_Data excerpts_
----------

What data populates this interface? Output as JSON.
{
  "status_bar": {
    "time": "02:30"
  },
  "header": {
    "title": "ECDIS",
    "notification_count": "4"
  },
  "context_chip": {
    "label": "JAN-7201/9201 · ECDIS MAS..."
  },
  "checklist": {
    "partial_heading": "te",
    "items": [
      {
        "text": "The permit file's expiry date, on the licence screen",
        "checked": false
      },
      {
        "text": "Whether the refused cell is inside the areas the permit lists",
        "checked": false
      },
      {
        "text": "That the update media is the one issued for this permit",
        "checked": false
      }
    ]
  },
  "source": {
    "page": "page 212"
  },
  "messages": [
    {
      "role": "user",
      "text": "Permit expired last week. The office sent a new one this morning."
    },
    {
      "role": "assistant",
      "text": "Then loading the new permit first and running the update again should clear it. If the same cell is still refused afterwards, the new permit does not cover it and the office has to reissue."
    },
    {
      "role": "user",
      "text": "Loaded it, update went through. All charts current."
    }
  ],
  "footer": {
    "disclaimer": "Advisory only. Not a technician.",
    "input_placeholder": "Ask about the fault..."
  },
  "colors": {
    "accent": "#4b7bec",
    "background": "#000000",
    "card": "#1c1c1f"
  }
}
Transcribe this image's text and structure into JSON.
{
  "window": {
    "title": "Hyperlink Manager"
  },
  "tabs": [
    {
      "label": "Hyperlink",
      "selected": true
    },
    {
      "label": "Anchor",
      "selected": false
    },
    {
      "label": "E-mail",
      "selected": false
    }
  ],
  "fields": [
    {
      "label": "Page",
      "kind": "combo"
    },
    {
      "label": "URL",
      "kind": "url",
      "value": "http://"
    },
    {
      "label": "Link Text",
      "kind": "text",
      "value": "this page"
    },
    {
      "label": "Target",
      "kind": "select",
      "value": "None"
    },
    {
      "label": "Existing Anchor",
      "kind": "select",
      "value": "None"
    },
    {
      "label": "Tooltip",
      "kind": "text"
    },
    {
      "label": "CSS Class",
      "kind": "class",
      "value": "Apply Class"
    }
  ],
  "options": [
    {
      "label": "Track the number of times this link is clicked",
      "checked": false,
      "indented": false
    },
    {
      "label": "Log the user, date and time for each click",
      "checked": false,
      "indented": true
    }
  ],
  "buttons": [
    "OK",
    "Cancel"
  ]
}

----------

_Task description_
Show all lines above holding "Hyperlink".

_Exercise output_
    "title": "Hyperlink Manager"
      "label": "Hyperlink",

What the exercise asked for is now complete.